▶ EXERCISE GOAL
Taking the records below, count the lines in which "Leukemia" appears and supply only the count.

Page transcription records
>>>>>

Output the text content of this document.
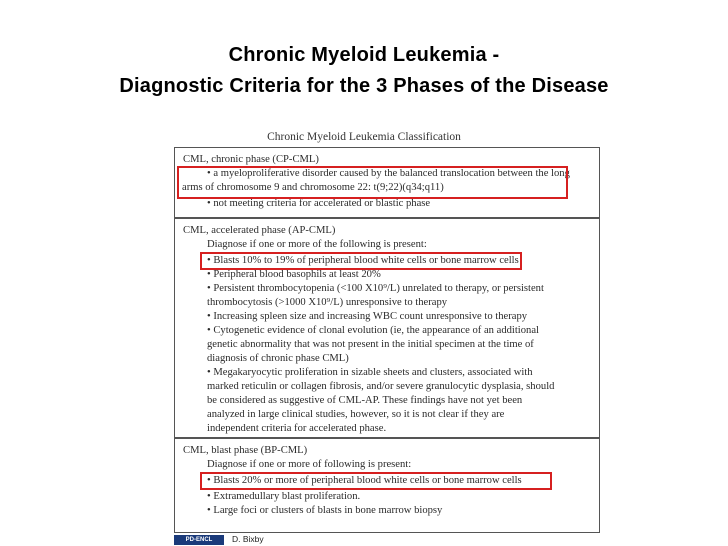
Chronic Myeloid Leukemia -
Diagnostic Criteria for the 3 Phases of the Disease
Chronic Myeloid Leukemia Classification
CML, chronic phase (CP-CML)
• a myeloproliferative disorder caused by the balanced translocation between the long
arms of chromosome 9 and chromosome 22: t(9;22)(q34;q11)
• not meeting criteria for accelerated or blastic phase
CML, accelerated phase (AP-CML)
Diagnose if one or more of the following is present:
• Blasts 10% to 19% of peripheral blood white cells or bone marrow cells
• Peripheral blood basophils at least 20%
• Persistent thrombocytopenia (<100 X10⁹/L) unrelated to therapy, or persistent
thrombocytosis (>1000 X10⁹/L) unresponsive to therapy
• Increasing spleen size and increasing WBC count unresponsive to therapy
• Cytogenetic evidence of clonal evolution (ie, the appearance of an additional
genetic abnormality that was not present in the initial specimen at the time of
diagnosis of chronic phase CML)
• Megakaryocytic proliferation in sizable sheets and clusters, associated with
marked reticulin or collagen fibrosis, and/or severe granulocytic dysplasia, should
be considered as suggestive of CML-AP. These findings have not yet been
analyzed in large clinical studies, however, so it is not clear if they are
independent criteria for accelerated phase.
CML, blast phase (BP-CML)
Diagnose if one or more of following is present:
• Blasts 20% or more of peripheral blood white cells or bone marrow cells
• Extramedullary blast proliferation.
• Large foci or clusters of blasts in bone marrow biopsy
PD-ENCL	D. Bixby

<<<<<

▶ EXERCISE RESULT
2